CHALLENGE
Search the data for the string "title" and extract every line where it appears.

GIVEN DATA
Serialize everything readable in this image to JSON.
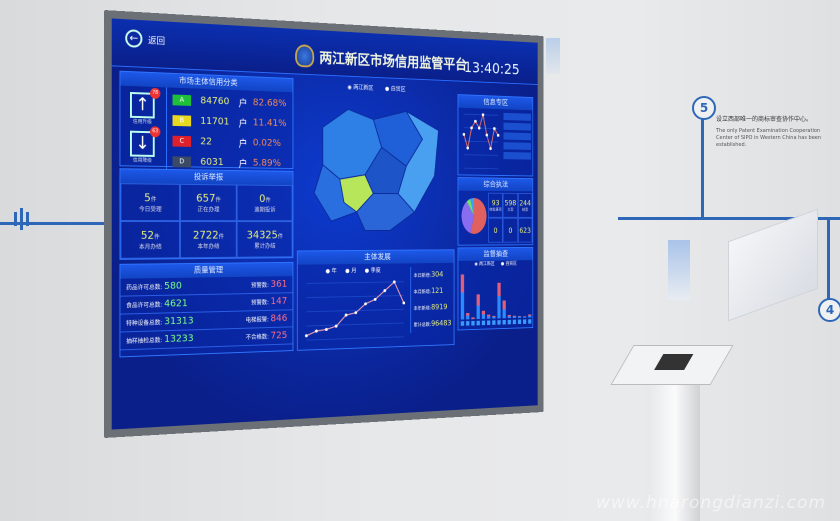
{
  "wall": {
    "step5": "5",
    "step4": "4",
    "caption_cn": "设立西部唯一的商标审查协作中心。",
    "caption_en": "The only Patent Examination Cooperation Center of SIPO in Western China has been established."
  },
  "header": {
    "back": "返回",
    "title": "两江新区市场信用监管平台",
    "time": "13:40:25"
  },
  "credit": {
    "title": "市场主体信用分类",
    "up_label": "信用升级",
    "up_count": "78",
    "down_label": "信用降级",
    "down_count": "63",
    "rows": [
      {
        "grade": "A",
        "count": "84760",
        "unit": "户",
        "pct": "82.68%",
        "color": "#1fbf3a"
      },
      {
        "grade": "B",
        "count": "11701",
        "unit": "户",
        "pct": "11.41%",
        "color": "#e8d820"
      },
      {
        "grade": "C",
        "count": "22",
        "unit": "户",
        "pct": "0.02%",
        "color": "#e0202a"
      },
      {
        "grade": "D",
        "count": "6031",
        "unit": "户",
        "pct": "5.89%",
        "color": "#3b4a66"
      }
    ]
  },
  "complaints": {
    "title": "投诉举报",
    "items": [
      {
        "value": "5",
        "unit": "件",
        "label": "今日受理"
      },
      {
        "value": "657",
        "unit": "件",
        "label": "正在办理"
      },
      {
        "value": "0",
        "unit": "件",
        "label": "逾期投诉"
      },
      {
        "value": "52",
        "unit": "件",
        "label": "本月办结"
      },
      {
        "value": "2722",
        "unit": "件",
        "label": "本年办结"
      },
      {
        "value": "34325",
        "unit": "件",
        "label": "累计办结"
      }
    ]
  },
  "quality": {
    "title": "质量管理",
    "left": [
      {
        "label": "药品许可总数:",
        "value": "580"
      },
      {
        "label": "食品许可总数:",
        "value": "4621"
      },
      {
        "label": "特种设备总数:",
        "value": "31313"
      },
      {
        "label": "抽样抽检总数:",
        "value": "13233"
      }
    ],
    "right": [
      {
        "label": "预警数:",
        "value": "361"
      },
      {
        "label": "预警数:",
        "value": "147"
      },
      {
        "label": "电梯报警:",
        "value": "846"
      },
      {
        "label": "不合格数:",
        "value": "725"
      }
    ]
  },
  "map": {
    "legend": [
      "两江新区",
      "自贸区"
    ]
  },
  "development": {
    "title": "主体发展",
    "legend": [
      "年",
      "月",
      "季度"
    ],
    "series": [
      1,
      2,
      2.3,
      3,
      5.5,
      6,
      8,
      9,
      11,
      13,
      8
    ],
    "stats": [
      {
        "label": "本日新增:",
        "value": "304"
      },
      {
        "label": "本月新增:",
        "value": "121"
      },
      {
        "label": "本年新增:",
        "value": "8919"
      },
      {
        "label": "累计总数:",
        "value": "96483"
      }
    ]
  },
  "info": {
    "title": "信息专区",
    "series": [
      5,
      3,
      6,
      7,
      6,
      8,
      5,
      3,
      6,
      5
    ]
  },
  "enforcement": {
    "title": "综合执法",
    "items": [
      {
        "value": "93",
        "label": "审批事项"
      },
      {
        "value": "598",
        "label": "立案"
      },
      {
        "value": "244",
        "label": "结案"
      },
      {
        "value": "0",
        "label": ""
      },
      {
        "value": "0",
        "label": ""
      },
      {
        "value": "623",
        "label": ""
      }
    ],
    "pie": [
      {
        "value": 55,
        "color": "#e06060"
      },
      {
        "value": 35,
        "color": "#8a6cf0"
      },
      {
        "value": 5,
        "color": "#6ee06e"
      },
      {
        "value": 5,
        "color": "#3aa0ff"
      }
    ]
  },
  "inspection": {
    "title": "监督抽查",
    "legend": [
      "两江新区",
      "自贸区"
    ],
    "bars": [
      [
        60,
        40
      ],
      [
        8,
        6
      ],
      [
        0,
        4
      ],
      [
        30,
        25
      ],
      [
        10,
        8
      ],
      [
        5,
        4
      ],
      [
        4,
        2
      ],
      [
        50,
        30
      ],
      [
        20,
        20
      ],
      [
        4,
        3
      ],
      [
        3,
        2
      ],
      [
        3,
        1
      ],
      [
        2,
        1
      ],
      [
        4,
        3
      ]
    ]
  },
  "watermark": "www.hnarongdianzi.com"
}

ANSWER FOR THE TASK
    "title": "两江新区市场信用监管平台",
    "title": "市场主体信用分类",
    "title": "投诉举报",
    "title": "质量管理",
    "title": "主体发展",
    "title": "信息专区",
    "title": "综合执法",
    "title": "监督抽查",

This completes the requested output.